Scan the records for the string "NEDBANK"; copy each line where it occurs.
## BEGIN DATA LISTING
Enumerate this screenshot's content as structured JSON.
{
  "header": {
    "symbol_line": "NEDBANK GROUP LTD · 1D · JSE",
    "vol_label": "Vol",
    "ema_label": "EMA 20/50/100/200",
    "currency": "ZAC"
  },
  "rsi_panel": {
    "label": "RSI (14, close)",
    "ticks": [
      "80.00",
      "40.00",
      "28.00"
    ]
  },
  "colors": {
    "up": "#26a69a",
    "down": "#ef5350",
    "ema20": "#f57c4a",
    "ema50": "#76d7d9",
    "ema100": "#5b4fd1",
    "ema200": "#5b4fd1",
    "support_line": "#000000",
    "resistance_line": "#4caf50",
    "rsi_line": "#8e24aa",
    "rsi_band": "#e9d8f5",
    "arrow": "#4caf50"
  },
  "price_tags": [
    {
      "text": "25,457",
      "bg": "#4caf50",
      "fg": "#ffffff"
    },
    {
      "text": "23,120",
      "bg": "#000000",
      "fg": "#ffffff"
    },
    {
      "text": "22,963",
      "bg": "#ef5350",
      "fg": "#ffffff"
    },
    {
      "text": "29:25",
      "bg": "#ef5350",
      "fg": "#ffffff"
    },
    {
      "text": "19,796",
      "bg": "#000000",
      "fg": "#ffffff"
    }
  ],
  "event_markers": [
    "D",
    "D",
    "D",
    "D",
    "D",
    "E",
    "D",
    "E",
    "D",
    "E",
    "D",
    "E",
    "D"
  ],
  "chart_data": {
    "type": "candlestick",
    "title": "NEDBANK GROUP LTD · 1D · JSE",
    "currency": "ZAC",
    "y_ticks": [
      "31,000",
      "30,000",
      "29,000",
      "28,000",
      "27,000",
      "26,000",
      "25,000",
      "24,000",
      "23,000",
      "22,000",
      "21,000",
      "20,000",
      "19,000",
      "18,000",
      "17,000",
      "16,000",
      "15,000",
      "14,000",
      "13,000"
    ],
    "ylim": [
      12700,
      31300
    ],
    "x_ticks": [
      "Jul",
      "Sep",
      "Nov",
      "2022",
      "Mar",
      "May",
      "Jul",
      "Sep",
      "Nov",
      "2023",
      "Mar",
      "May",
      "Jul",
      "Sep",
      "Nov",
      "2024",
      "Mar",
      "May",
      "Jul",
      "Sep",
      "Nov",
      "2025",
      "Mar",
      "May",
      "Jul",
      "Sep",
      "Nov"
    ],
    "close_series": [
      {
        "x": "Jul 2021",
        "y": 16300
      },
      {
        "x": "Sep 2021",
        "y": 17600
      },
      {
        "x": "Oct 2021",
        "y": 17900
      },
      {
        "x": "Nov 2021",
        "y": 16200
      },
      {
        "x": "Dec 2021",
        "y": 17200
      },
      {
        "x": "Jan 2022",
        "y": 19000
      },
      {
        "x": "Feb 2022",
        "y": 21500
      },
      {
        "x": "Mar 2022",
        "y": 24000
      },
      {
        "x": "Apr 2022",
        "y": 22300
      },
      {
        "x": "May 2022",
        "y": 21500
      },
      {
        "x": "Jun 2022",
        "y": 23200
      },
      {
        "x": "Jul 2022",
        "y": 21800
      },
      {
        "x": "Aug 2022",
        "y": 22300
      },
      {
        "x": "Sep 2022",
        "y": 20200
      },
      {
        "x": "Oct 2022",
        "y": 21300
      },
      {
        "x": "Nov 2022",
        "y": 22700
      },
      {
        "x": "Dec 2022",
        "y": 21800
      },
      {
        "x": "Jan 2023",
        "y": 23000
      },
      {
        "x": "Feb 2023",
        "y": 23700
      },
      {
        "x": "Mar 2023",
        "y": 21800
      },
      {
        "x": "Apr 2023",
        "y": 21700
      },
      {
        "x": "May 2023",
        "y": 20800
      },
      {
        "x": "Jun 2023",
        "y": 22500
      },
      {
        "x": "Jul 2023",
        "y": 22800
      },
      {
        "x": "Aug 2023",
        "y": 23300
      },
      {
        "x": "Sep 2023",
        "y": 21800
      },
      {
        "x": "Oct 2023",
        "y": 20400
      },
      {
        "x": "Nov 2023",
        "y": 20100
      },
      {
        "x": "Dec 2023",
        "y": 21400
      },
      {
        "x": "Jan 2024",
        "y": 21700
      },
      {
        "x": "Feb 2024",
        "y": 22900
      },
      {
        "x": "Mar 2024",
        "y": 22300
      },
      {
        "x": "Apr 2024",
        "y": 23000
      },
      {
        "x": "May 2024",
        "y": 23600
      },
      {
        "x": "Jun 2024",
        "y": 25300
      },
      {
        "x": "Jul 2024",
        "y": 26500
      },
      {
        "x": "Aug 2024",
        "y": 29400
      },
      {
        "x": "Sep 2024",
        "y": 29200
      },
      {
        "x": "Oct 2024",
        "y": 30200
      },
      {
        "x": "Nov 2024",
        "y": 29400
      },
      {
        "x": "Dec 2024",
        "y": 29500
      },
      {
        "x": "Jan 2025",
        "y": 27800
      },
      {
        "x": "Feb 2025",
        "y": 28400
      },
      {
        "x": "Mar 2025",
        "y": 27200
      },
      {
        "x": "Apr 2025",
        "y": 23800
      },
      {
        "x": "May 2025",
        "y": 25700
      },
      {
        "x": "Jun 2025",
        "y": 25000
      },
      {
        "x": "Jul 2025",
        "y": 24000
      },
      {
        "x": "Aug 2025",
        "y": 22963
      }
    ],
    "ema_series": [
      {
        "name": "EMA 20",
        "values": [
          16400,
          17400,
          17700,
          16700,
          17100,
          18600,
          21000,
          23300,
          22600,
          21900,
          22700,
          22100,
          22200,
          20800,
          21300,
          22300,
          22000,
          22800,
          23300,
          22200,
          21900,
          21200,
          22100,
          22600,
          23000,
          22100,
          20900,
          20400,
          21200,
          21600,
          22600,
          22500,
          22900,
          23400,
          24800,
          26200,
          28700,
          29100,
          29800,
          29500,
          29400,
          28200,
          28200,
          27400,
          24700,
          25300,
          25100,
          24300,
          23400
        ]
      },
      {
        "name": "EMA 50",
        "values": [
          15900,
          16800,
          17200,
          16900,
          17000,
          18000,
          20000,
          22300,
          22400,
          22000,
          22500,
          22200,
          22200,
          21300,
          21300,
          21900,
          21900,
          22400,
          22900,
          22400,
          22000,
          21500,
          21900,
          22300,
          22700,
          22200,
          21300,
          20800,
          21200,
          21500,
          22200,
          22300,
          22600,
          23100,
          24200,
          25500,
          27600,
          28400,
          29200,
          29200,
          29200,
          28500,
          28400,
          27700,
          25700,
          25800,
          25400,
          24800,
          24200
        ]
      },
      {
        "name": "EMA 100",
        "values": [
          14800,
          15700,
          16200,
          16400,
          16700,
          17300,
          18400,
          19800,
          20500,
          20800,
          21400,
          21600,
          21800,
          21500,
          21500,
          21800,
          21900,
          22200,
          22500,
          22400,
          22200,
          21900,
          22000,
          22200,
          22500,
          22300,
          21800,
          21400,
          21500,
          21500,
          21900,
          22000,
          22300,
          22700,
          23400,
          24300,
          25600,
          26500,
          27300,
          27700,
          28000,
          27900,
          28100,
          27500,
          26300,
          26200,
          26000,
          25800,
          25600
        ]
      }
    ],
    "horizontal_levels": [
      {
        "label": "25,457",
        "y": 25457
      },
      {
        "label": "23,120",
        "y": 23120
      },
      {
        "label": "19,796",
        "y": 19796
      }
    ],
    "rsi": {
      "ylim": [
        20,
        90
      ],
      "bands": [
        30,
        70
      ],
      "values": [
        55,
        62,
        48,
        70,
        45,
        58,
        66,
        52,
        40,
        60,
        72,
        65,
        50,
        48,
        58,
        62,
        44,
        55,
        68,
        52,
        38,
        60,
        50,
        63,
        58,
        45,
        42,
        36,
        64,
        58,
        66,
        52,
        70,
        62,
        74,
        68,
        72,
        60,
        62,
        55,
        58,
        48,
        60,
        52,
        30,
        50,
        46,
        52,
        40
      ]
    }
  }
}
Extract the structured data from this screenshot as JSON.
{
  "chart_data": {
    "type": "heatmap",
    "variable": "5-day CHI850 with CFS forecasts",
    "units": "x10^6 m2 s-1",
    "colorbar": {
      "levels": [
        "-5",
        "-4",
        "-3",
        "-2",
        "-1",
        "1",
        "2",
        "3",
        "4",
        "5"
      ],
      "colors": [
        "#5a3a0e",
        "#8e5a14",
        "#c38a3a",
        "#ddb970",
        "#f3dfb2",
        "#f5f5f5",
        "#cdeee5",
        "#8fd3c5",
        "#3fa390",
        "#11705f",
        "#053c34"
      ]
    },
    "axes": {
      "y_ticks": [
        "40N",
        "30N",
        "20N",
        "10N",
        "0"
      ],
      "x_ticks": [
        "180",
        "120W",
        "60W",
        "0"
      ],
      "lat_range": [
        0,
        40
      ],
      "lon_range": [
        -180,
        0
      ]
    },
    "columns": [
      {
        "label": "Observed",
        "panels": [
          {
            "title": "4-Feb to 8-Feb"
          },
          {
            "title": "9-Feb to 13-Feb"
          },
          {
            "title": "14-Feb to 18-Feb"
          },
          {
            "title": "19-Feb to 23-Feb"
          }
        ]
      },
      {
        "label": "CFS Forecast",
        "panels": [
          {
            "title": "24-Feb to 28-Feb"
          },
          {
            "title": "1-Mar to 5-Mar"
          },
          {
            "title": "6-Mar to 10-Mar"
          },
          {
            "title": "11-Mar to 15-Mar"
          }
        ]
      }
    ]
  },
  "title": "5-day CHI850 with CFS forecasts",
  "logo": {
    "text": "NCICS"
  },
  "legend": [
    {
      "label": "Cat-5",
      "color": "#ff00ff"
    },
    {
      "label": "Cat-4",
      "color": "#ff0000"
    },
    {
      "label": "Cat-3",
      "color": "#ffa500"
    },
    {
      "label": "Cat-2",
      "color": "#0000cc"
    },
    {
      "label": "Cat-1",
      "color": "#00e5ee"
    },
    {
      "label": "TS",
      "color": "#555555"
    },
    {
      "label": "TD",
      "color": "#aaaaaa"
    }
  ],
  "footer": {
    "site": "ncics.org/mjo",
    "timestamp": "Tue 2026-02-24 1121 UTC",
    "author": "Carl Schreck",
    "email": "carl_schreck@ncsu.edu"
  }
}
## END DATA LISTING
EXERCISE SOLUTION »
    "symbol_line": "NEDBANK GROUP LTD · 1D · JSE",
    "title": "NEDBANK GROUP LTD · 1D · JSE",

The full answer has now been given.